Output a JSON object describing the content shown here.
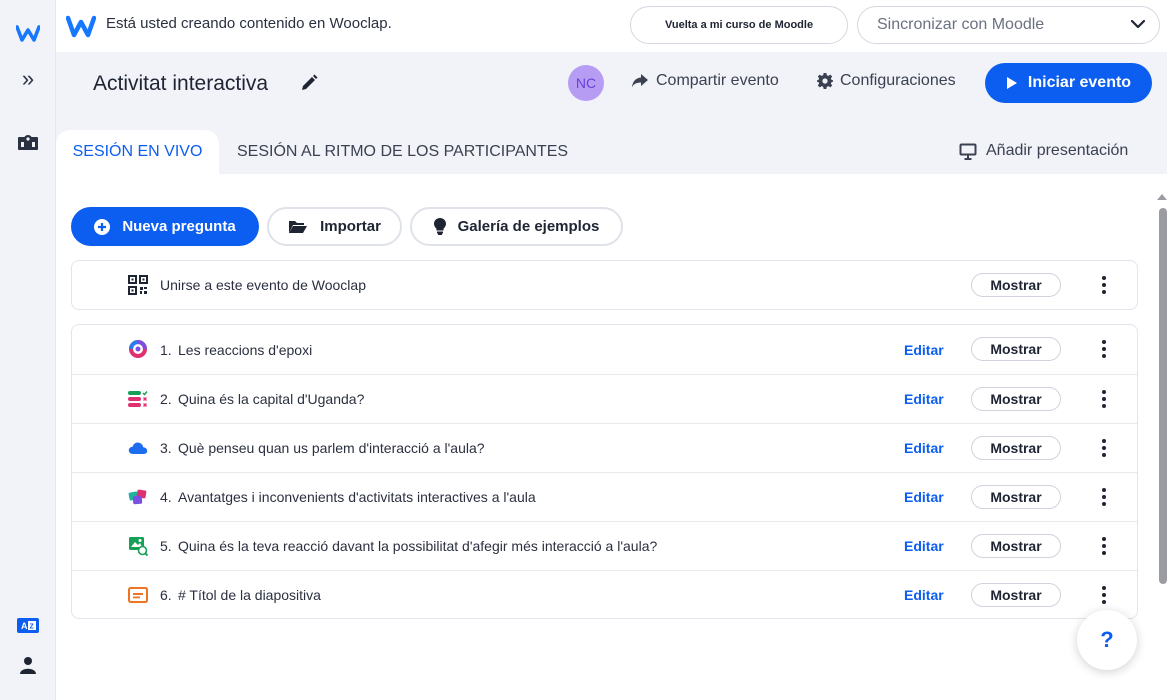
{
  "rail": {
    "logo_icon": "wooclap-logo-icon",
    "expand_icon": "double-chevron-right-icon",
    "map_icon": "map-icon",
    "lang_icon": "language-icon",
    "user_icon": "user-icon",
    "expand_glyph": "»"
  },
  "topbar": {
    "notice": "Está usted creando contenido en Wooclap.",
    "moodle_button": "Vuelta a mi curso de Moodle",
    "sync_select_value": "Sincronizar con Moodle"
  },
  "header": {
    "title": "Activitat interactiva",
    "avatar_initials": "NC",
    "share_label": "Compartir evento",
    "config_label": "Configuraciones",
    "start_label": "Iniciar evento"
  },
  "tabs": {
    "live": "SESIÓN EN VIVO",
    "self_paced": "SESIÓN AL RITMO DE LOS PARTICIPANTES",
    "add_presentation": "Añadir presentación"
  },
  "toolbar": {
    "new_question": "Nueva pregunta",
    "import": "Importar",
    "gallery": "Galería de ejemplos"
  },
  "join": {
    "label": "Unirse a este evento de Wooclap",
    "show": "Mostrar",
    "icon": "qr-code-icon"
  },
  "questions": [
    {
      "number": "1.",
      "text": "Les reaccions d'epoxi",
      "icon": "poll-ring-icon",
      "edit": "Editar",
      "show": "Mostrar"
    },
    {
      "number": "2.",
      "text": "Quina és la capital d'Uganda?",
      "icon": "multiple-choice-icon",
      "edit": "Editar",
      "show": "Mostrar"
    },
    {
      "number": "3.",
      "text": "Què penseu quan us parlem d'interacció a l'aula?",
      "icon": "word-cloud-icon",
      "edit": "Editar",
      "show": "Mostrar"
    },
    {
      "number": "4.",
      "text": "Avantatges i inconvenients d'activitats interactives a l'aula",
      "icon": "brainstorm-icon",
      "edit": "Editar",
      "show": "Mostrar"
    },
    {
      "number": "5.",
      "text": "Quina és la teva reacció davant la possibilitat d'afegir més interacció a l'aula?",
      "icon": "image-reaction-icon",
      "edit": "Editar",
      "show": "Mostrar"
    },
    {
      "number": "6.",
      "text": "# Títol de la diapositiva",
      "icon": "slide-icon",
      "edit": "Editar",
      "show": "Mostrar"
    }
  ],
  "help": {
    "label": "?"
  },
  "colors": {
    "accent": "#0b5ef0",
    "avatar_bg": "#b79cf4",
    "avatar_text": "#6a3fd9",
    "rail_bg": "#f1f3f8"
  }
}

§ **PROBLEM REQUIREMENTS**
Pull out all lines containing the word "Moodle" from the entries above.

§ **REPLY TO THE EXERCISE**
    "moodle_button": "Vuelta a mi curso de Moodle",
    "sync_select_value": "Sincronizar con Moodle"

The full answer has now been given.